[Dataset listings of figures]
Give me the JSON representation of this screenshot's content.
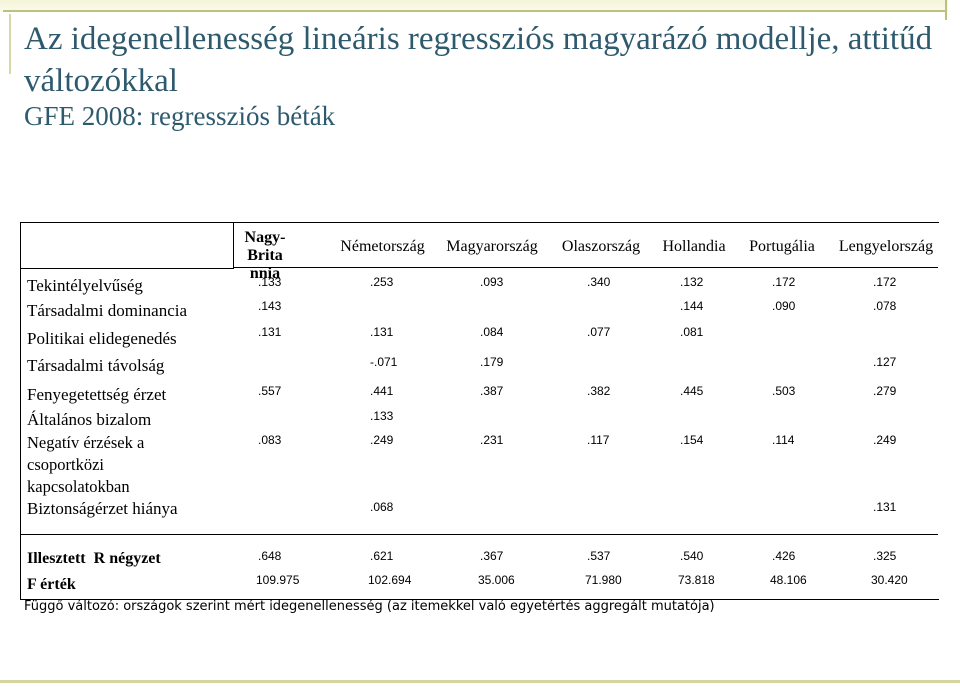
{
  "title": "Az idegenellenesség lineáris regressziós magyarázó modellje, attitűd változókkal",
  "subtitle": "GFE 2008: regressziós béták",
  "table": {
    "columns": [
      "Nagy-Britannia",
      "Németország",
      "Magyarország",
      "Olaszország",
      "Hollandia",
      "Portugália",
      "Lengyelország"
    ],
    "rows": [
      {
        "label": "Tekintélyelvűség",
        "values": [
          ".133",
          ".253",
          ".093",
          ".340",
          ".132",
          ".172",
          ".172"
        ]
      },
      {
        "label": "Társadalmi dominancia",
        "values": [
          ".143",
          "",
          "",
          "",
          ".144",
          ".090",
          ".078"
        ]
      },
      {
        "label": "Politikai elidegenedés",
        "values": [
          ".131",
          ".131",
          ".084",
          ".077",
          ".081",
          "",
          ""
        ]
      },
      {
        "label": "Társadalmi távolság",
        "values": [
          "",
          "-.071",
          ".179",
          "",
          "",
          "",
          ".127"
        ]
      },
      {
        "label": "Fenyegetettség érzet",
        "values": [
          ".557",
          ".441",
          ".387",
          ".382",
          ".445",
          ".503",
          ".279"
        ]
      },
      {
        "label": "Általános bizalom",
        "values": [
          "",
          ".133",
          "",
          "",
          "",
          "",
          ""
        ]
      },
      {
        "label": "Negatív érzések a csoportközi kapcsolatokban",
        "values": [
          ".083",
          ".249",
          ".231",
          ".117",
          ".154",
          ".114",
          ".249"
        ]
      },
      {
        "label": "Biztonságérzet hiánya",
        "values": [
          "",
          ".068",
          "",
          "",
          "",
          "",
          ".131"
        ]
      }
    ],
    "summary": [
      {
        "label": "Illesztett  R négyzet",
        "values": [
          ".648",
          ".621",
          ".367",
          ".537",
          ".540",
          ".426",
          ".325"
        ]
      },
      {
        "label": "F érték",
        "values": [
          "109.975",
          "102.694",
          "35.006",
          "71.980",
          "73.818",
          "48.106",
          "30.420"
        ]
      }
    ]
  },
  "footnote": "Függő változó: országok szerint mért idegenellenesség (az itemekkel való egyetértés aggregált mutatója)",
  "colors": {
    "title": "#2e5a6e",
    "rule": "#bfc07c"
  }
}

#### [Objective]
All of the data above should be transcribed verbatim, with pictures omitted.

#### [The solution]
Give me the JSON representation of this screenshot's content.
{
  "title": "Az idegenellenesség lineáris regressziós magyarázó modellje, attitűd változókkal",
  "subtitle": "GFE 2008: regressziós béták",
  "table": {
    "columns": [
      "Nagy-Britannia",
      "Németország",
      "Magyarország",
      "Olaszország",
      "Hollandia",
      "Portugália",
      "Lengyelország"
    ],
    "rows": [
      {
        "label": "Tekintélyelvűség",
        "values": [
          ".133",
          ".253",
          ".093",
          ".340",
          ".132",
          ".172",
          ".172"
        ]
      },
      {
        "label": "Társadalmi dominancia",
        "values": [
          ".143",
          "",
          "",
          "",
          ".144",
          ".090",
          ".078"
        ]
      },
      {
        "label": "Politikai elidegenedés",
        "values": [
          ".131",
          ".131",
          ".084",
          ".077",
          ".081",
          "",
          ""
        ]
      },
      {
        "label": "Társadalmi távolság",
        "values": [
          "",
          "-.071",
          ".179",
          "",
          "",
          "",
          ".127"
        ]
      },
      {
        "label": "Fenyegetettség érzet",
        "values": [
          ".557",
          ".441",
          ".387",
          ".382",
          ".445",
          ".503",
          ".279"
        ]
      },
      {
        "label": "Általános bizalom",
        "values": [
          "",
          ".133",
          "",
          "",
          "",
          "",
          ""
        ]
      },
      {
        "label": "Negatív érzések a csoportközi kapcsolatokban",
        "values": [
          ".083",
          ".249",
          ".231",
          ".117",
          ".154",
          ".114",
          ".249"
        ]
      },
      {
        "label": "Biztonságérzet hiánya",
        "values": [
          "",
          ".068",
          "",
          "",
          "",
          "",
          ".131"
        ]
      }
    ],
    "summary": [
      {
        "label": "Illesztett  R négyzet",
        "values": [
          ".648",
          ".621",
          ".367",
          ".537",
          ".540",
          ".426",
          ".325"
        ]
      },
      {
        "label": "F érték",
        "values": [
          "109.975",
          "102.694",
          "35.006",
          "71.980",
          "73.818",
          "48.106",
          "30.420"
        ]
      }
    ]
  },
  "footnote": "Függő változó: országok szerint mért idegenellenesség (az itemekkel való egyetértés aggregált mutatója)",
  "colors": {
    "title": "#2e5a6e",
    "rule": "#bfc07c"
  }
}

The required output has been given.